> [ABOUT THIS EXERCISE] Keep images out and repeat all data exactly.

==== GIVEN RECORDS

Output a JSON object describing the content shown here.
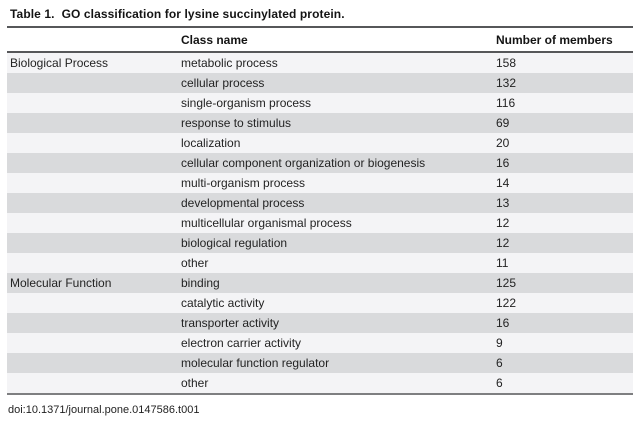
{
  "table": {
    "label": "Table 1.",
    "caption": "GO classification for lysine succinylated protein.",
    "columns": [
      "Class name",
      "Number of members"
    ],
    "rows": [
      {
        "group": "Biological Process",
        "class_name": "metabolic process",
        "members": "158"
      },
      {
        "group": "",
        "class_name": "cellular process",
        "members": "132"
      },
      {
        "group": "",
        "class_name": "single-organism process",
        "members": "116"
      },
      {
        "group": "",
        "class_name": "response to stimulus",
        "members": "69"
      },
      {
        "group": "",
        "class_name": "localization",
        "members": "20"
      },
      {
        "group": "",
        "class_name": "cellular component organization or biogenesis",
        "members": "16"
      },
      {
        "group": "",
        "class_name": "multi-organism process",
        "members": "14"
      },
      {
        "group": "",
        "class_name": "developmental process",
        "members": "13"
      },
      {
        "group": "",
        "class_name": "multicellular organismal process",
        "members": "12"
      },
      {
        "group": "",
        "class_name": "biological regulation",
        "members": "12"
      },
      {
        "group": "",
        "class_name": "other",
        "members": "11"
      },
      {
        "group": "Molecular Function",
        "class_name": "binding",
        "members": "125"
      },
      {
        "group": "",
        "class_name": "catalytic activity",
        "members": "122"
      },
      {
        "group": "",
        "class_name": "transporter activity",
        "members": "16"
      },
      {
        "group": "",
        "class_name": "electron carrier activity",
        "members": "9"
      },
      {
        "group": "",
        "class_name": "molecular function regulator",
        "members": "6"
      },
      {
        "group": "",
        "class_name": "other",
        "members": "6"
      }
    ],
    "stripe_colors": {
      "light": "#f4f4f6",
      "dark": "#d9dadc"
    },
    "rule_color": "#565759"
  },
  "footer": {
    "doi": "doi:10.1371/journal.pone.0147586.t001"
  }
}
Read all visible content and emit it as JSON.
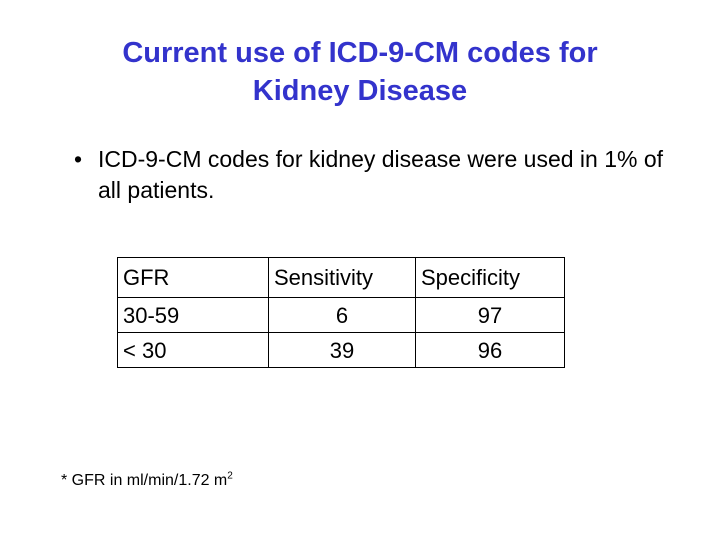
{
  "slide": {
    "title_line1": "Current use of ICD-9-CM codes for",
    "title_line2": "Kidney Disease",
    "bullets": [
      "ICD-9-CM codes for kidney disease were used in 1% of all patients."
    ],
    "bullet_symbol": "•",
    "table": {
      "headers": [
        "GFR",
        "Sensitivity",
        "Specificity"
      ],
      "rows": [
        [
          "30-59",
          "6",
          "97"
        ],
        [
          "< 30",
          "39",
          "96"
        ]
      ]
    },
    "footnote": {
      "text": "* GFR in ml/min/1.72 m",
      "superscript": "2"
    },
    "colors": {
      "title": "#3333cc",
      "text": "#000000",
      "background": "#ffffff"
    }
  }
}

========

> [ANSWER TO THIS EXERCISE]
Output a JSON object describing the content shown here.
{
  "table": {
    "label": "Table 1.",
    "caption": "GO classification for lysine succinylated protein.",
    "columns": [
      "Class name",
      "Number of members"
    ],
    "rows": [
      {
        "group": "Biological Process",
        "class_name": "metabolic process",
        "members": "158"
      },
      {
        "group": "",
        "class_name": "cellular process",
        "members": "132"
      },
      {
        "group": "",
        "class_name": "single-organism process",
        "members": "116"
      },
      {
        "group": "",
        "class_name": "response to stimulus",
        "members": "69"
      },
      {
        "group": "",
        "class_name": "localization",
        "members": "20"
      },
      {
        "group": "",
        "class_name": "cellular component organization or biogenesis",
        "members": "16"
      },
      {
        "group": "",
        "class_name": "multi-organism process",
        "members": "14"
      },
      {
        "group": "",
        "class_name": "developmental process",
        "members": "13"
      },
      {
        "group": "",
        "class_name": "multicellular organismal process",
        "members": "12"
      },
      {
        "group": "",
        "class_name": "biological regulation",
        "members": "12"
      },
      {
        "group": "",
        "class_name": "other",
        "members": "11"
      },
      {
        "group": "Molecular Function",
        "class_name": "binding",
        "members": "125"
      },
      {
        "group": "",
        "class_name": "catalytic activity",
        "members": "122"
      },
      {
        "group": "",
        "class_name": "transporter activity",
        "members": "16"
      },
      {
        "group": "",
        "class_name": "electron carrier activity",
        "members": "9"
      },
      {
        "group": "",
        "class_name": "molecular function regulator",
        "members": "6"
      },
      {
        "group": "",
        "class_name": "other",
        "members": "6"
      }
    ],
    "stripe_colors": {
      "light": "#f4f4f6",
      "dark": "#d9dadc"
    },
    "rule_color": "#565759"
  },
  "footer": {
    "doi": "doi:10.1371/journal.pone.0147586.t001"
  }
}
Read all visible content and emit it as JSON.
{
  "slide": {
    "title_line1": "Current use of ICD-9-CM codes for",
    "title_line2": "Kidney Disease",
    "bullets": [
      "ICD-9-CM codes for kidney disease were used in 1% of all patients."
    ],
    "bullet_symbol": "•",
    "table": {
      "headers": [
        "GFR",
        "Sensitivity",
        "Specificity"
      ],
      "rows": [
        [
          "30-59",
          "6",
          "97"
        ],
        [
          "< 30",
          "39",
          "96"
        ]
      ]
    },
    "footnote": {
      "text": "* GFR in ml/min/1.72 m",
      "superscript": "2"
    },
    "colors": {
      "title": "#3333cc",
      "text": "#000000",
      "background": "#ffffff"
    }
  }
}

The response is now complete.